Task.
Go through the material below and copy each line where the word "bottom" appears.

Rows.
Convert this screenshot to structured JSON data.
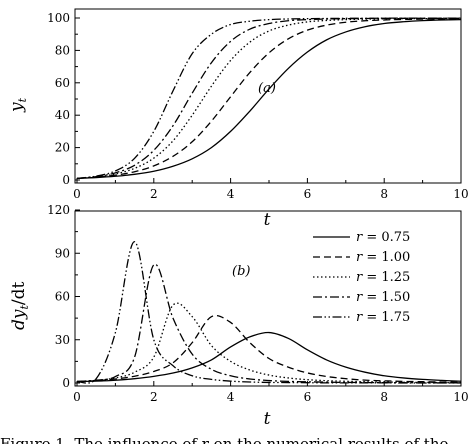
{
  "chart_data": [
    {
      "type": "line",
      "panel_label": "(a)",
      "xlabel": "t",
      "ylabel": "y",
      "ylabel_sub": "t",
      "xlim": [
        0,
        10
      ],
      "ylim": [
        0,
        100
      ],
      "xticks": [
        0,
        2,
        4,
        6,
        8,
        10
      ],
      "yticks": [
        0,
        20,
        40,
        60,
        80,
        100
      ],
      "x": [
        0,
        0.5,
        1,
        1.5,
        2,
        2.5,
        3,
        3.5,
        4,
        4.5,
        5,
        5.5,
        6,
        6.5,
        7,
        7.5,
        8,
        8.5,
        9,
        9.5,
        10
      ],
      "series": [
        {
          "name": "r = 0.75",
          "style": "solid",
          "values": [
            1.0,
            1.5,
            2.3,
            3.5,
            5.4,
            8.5,
            13.1,
            20.0,
            30.0,
            42.5,
            56.2,
            68.8,
            79.0,
            86.5,
            91.4,
            94.6,
            96.6,
            97.7,
            98.4,
            98.8,
            99.0
          ]
        },
        {
          "name": "r = 1.00",
          "style": "dashed",
          "values": [
            1.0,
            1.7,
            3.0,
            5.1,
            8.7,
            14.6,
            23.6,
            36.3,
            51.4,
            66.3,
            78.5,
            87.1,
            92.5,
            95.6,
            97.4,
            98.3,
            98.8,
            99.1,
            99.3,
            99.4,
            99.5
          ]
        },
        {
          "name": "r = 1.25",
          "style": "dotted",
          "values": [
            1.0,
            1.9,
            3.7,
            7.2,
            13.5,
            24.2,
            40.0,
            57.9,
            73.8,
            85.1,
            92.0,
            95.6,
            97.6,
            98.5,
            99.0,
            99.3,
            99.5,
            99.6,
            99.6,
            99.7,
            99.7
          ]
        },
        {
          "name": "r = 1.50",
          "style": "dashdot",
          "values": [
            1.0,
            2.1,
            4.4,
            9.1,
            18.3,
            33.5,
            53.6,
            72.4,
            85.6,
            93.1,
            96.6,
            98.3,
            99.0,
            99.4,
            99.6,
            99.7,
            99.8,
            99.8,
            99.8,
            99.8,
            99.8
          ]
        },
        {
          "name": "r = 1.75",
          "style": "dashdotdot",
          "values": [
            1.0,
            2.4,
            5.6,
            13.4,
            30.0,
            55.0,
            78.0,
            90.0,
            96.0,
            98.0,
            99.0,
            99.4,
            99.6,
            99.7,
            99.8,
            99.8,
            99.9,
            99.9,
            99.9,
            99.9,
            99.9
          ]
        }
      ]
    },
    {
      "type": "line",
      "panel_label": "(b)",
      "xlabel": "t",
      "ylabel": "dy",
      "ylabel_sub": "t",
      "ylabel_tail": "/dt",
      "xlim": [
        0,
        10
      ],
      "ylim": [
        0,
        120
      ],
      "xticks": [
        0,
        2,
        4,
        6,
        8,
        10
      ],
      "yticks": [
        0,
        30,
        60,
        90,
        120
      ],
      "x": [
        0,
        0.5,
        1,
        1.5,
        2,
        2.5,
        3,
        3.5,
        4,
        4.5,
        5,
        5.5,
        6,
        6.5,
        7,
        7.5,
        8,
        8.5,
        9,
        9.5,
        10
      ],
      "series": [
        {
          "name": "r = 0.75",
          "style": "solid",
          "values": [
            1.0,
            1.3,
            1.9,
            3.0,
            4.6,
            6.9,
            10.5,
            16.0,
            25.0,
            32.0,
            35.0,
            31.0,
            23.0,
            16.0,
            11.0,
            7.5,
            5.0,
            3.5,
            2.5,
            1.8,
            1.2
          ]
        },
        {
          "name": "r = 1.00",
          "style": "dashed",
          "values": [
            1.0,
            1.6,
            2.8,
            4.7,
            8.0,
            14.0,
            28.0,
            46.0,
            42.0,
            28.0,
            17.0,
            11.0,
            7.0,
            4.5,
            3.0,
            2.0,
            1.5,
            1.1,
            0.9,
            0.7,
            0.5
          ]
        },
        {
          "name": "r = 1.25",
          "style": "dotted",
          "values": [
            1.0,
            1.8,
            3.5,
            7.5,
            18.0,
            54.0,
            46.0,
            26.0,
            15.0,
            9.0,
            5.5,
            3.5,
            2.3,
            1.6,
            1.2,
            0.9,
            0.7,
            0.5,
            0.4,
            0.3,
            0.2
          ]
        },
        {
          "name": "r = 1.50",
          "style": "dashdot",
          "values": [
            1.0,
            2.0,
            4.5,
            18.0,
            82.0,
            45.0,
            20.0,
            9.5,
            5.0,
            2.8,
            1.7,
            1.1,
            0.8,
            0.6,
            0.4,
            0.3,
            0.2,
            0.2,
            0.1,
            0.1,
            0.1
          ]
        },
        {
          "name": "r = 1.75",
          "style": "dashdotdot",
          "values": [
            1.0,
            3.0,
            35.0,
            98.0,
            30.0,
            12.0,
            5.0,
            2.5,
            1.3,
            0.7,
            0.4,
            0.3,
            0.2,
            0.1,
            0.1,
            0.1,
            0.1,
            0.0,
            0.0,
            0.0,
            0.0
          ]
        }
      ]
    }
  ],
  "legend": {
    "placement": "upper-right of panel (b)",
    "var": "r",
    "entries": [
      "= 0.75",
      "= 1.00",
      "= 1.25",
      "= 1.50",
      "= 1.75"
    ]
  },
  "caption_fragment": "Figure 1. The influence of r on the numerical results of the"
}
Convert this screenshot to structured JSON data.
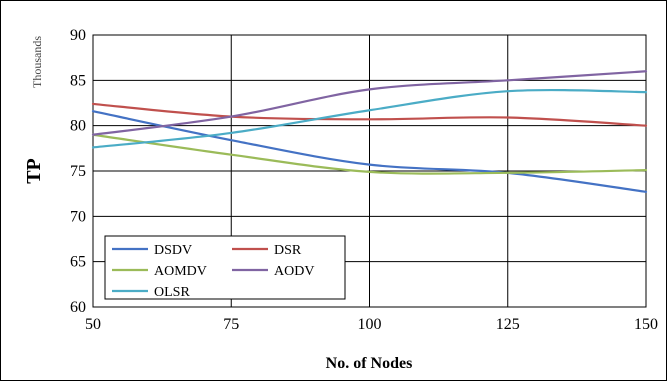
{
  "chart_data": {
    "type": "line",
    "x": [
      50,
      75,
      100,
      125,
      150
    ],
    "series": [
      {
        "name": "DSDV",
        "color": "#4472c4",
        "values": [
          81.6,
          78.4,
          75.7,
          74.8,
          72.7
        ]
      },
      {
        "name": "DSR",
        "color": "#c0504d",
        "values": [
          82.4,
          81.0,
          80.7,
          80.9,
          80.0
        ]
      },
      {
        "name": "AOMDV",
        "color": "#9bbb59",
        "values": [
          79.0,
          76.8,
          74.9,
          74.8,
          75.1
        ]
      },
      {
        "name": "AODV",
        "color": "#8064a2",
        "values": [
          79.0,
          81.0,
          84.0,
          85.0,
          86.0
        ]
      },
      {
        "name": "OLSR",
        "color": "#4bacc6",
        "values": [
          77.6,
          79.2,
          81.7,
          83.8,
          83.7
        ]
      }
    ],
    "xlabel": "No. of Nodes",
    "ylabel": "TP",
    "yunit": "Thousands",
    "xlim": [
      50,
      150
    ],
    "ylim": [
      60,
      90
    ],
    "xticks": [
      50,
      75,
      100,
      125,
      150
    ],
    "yticks": [
      60,
      65,
      70,
      75,
      80,
      85,
      90
    ],
    "grid": true,
    "legend": "bottom-left"
  }
}
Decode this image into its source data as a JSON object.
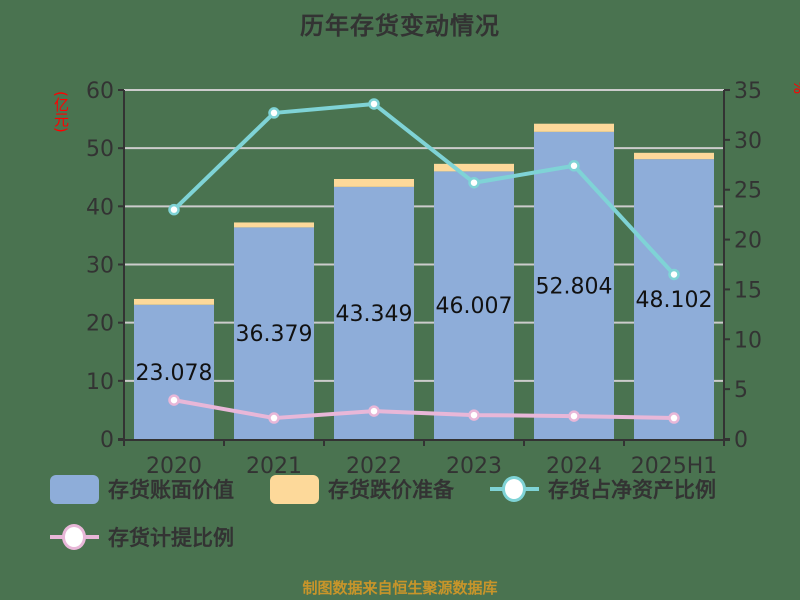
{
  "title": "历年存货变动情况",
  "footer": "制图数据来自恒生聚源数据库",
  "colors": {
    "background": "#4a7350",
    "book_value": "#8eadd9",
    "provision": "#fdd99a",
    "net_asset_ratio": "#7fd3d6",
    "provision_ratio": "#e8b7d8",
    "axis": "#333333",
    "grid": "#cccccc",
    "axis_title": "#ff0000",
    "footer": "#c8952a"
  },
  "legend": [
    {
      "label": "存货账面价值",
      "type": "bar",
      "color_key": "book_value"
    },
    {
      "label": "存货跌价准备",
      "type": "bar",
      "color_key": "provision"
    },
    {
      "label": "存货占净资产比例",
      "type": "line",
      "color_key": "net_asset_ratio"
    },
    {
      "label": "存货计提比例",
      "type": "line",
      "color_key": "provision_ratio"
    }
  ],
  "chart_data": {
    "type": "bar",
    "title": "历年存货变动情况",
    "xlabel": "",
    "ylabel": "(亿元)",
    "ylabel_right": "%",
    "categories": [
      "2020",
      "2021",
      "2022",
      "2023",
      "2024",
      "2025H1"
    ],
    "ylim": [
      0,
      60
    ],
    "yticks": [
      0,
      10,
      20,
      30,
      40,
      50,
      60
    ],
    "ylim_right": [
      0,
      35
    ],
    "yticks_right": [
      0,
      5,
      10,
      15,
      20,
      25,
      30,
      35
    ],
    "grid": true,
    "legend_position": "bottom",
    "stacked": true,
    "series": [
      {
        "name": "存货账面价值",
        "type": "bar",
        "axis": "left",
        "values": [
          23.078,
          36.379,
          43.349,
          46.007,
          52.804,
          48.102
        ],
        "data_labels": [
          "23.078",
          "36.379",
          "43.349",
          "46.007",
          "52.804",
          "48.102"
        ]
      },
      {
        "name": "存货跌价准备",
        "type": "bar",
        "axis": "left",
        "values": [
          1.0,
          0.85,
          1.35,
          1.3,
          1.4,
          1.1
        ]
      },
      {
        "name": "存货占净资产比例",
        "type": "line",
        "axis": "right",
        "values": [
          23.0,
          32.7,
          33.6,
          25.7,
          27.4,
          16.5
        ]
      },
      {
        "name": "存货计提比例",
        "type": "line",
        "axis": "right",
        "values": [
          3.9,
          2.1,
          2.8,
          2.4,
          2.3,
          2.1
        ]
      }
    ]
  }
}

Result of this task.
    "legend": "bottom-left"
    "legend_position": "bottom",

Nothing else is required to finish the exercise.